Prompt:
Each line containing the word "this" should be found and copied.

Records for the exercise:

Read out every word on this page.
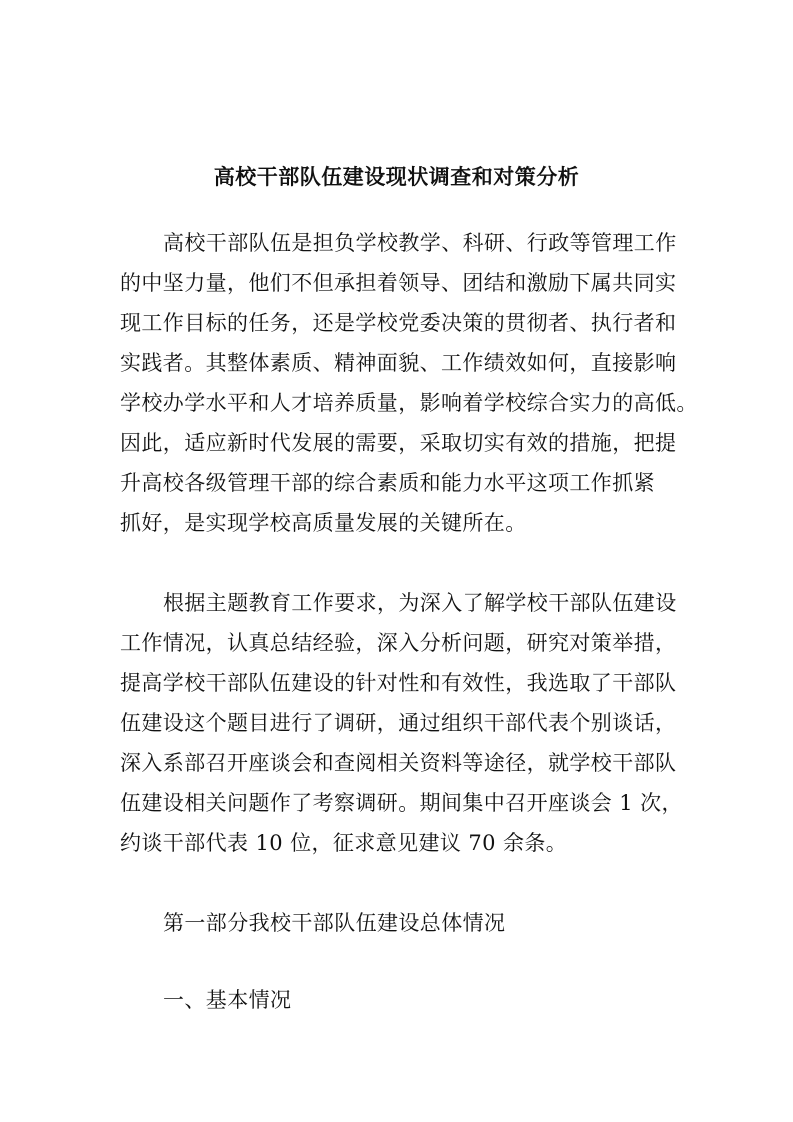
高校干部队伍建设现状调查和对策分析
高校干部队伍是担负学校教学、科研、行政等管理工作
的中坚力量，他们不但承担着领导、团结和激励下属共同实
现工作目标的任务，还是学校党委决策的贯彻者、执行者和
实践者。其整体素质、精神面貌、工作绩效如何，直接影响
学校办学水平和人才培养质量，影响着学校综合实力的高低。
因此，适应新时代发展的需要，采取切实有效的措施，把提
升高校各级管理干部的综合素质和能力水平这项工作抓紧
抓好，是实现学校高质量发展的关键所在。
根据主题教育工作要求，为深入了解学校干部队伍建设
工作情况，认真总结经验，深入分析问题，研究对策举措，
提高学校干部队伍建设的针对性和有效性，我选取了干部队
伍建设这个题目进行了调研，通过组织干部代表个别谈话，
深入系部召开座谈会和查阅相关资料等途径，就学校干部队
伍建设相关问题作了考察调研。期间集中召开座谈会 1 次，
约谈干部代表 10 位，征求意见建议 70 余条。
第一部分我校干部队伍建设总体情况
一、基本情况
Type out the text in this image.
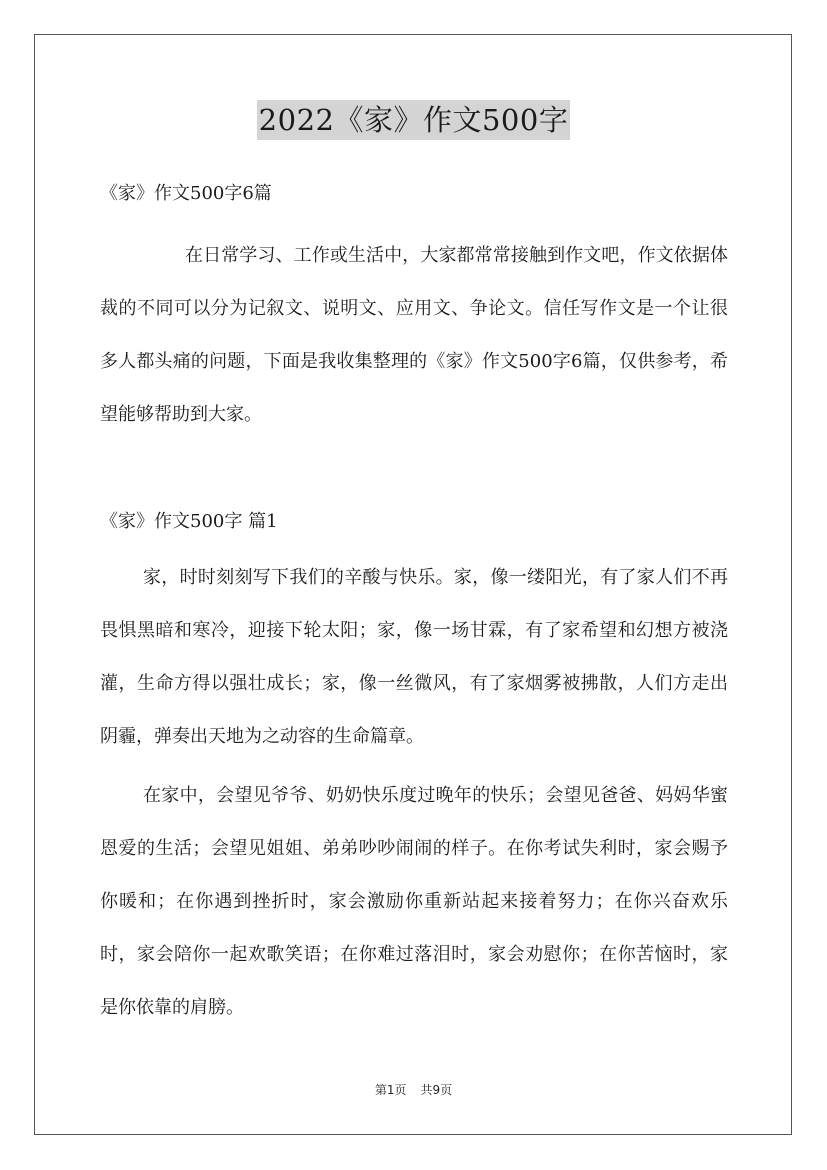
2022《家》作文500字

《家》作文500字6篇

在日常学习、工作或生活中，大家都常常接触到作文吧，作文依据体裁的不同可以分为记叙文、说明文、应用文、争论文。信任写作文是一个让很多人都头痛的问题，下面是我收集整理的《家》作文500字6篇，仅供参考，希望能够帮助到大家。

《家》作文500字 篇1

家，时时刻刻写下我们的辛酸与快乐。家，像一缕阳光，有了家人们不再畏惧黑暗和寒冷，迎接下轮太阳；家，像一场甘霖，有了家希望和幻想方被浇灌，生命方得以强壮成长；家，像一丝微风，有了家烟雾被拂散，人们方走出阴霾，弹奏出天地为之动容的生命篇章。

在家中，会望见爷爷、奶奶快乐度过晚年的快乐；会望见爸爸、妈妈华蜜恩爱的生活；会望见姐姐、弟弟吵吵闹闹的样子。在你考试失利时，家会赐予你暖和；在你遇到挫折时，家会激励你重新站起来接着努力；在你兴奋欢乐时，家会陪你一起欢歌笑语；在你难过落泪时，家会劝慰你；在你苦恼时，家是你依靠的肩膀。

第1页 共9页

Full output:
Read out every word on this page.
Type out the text in this image.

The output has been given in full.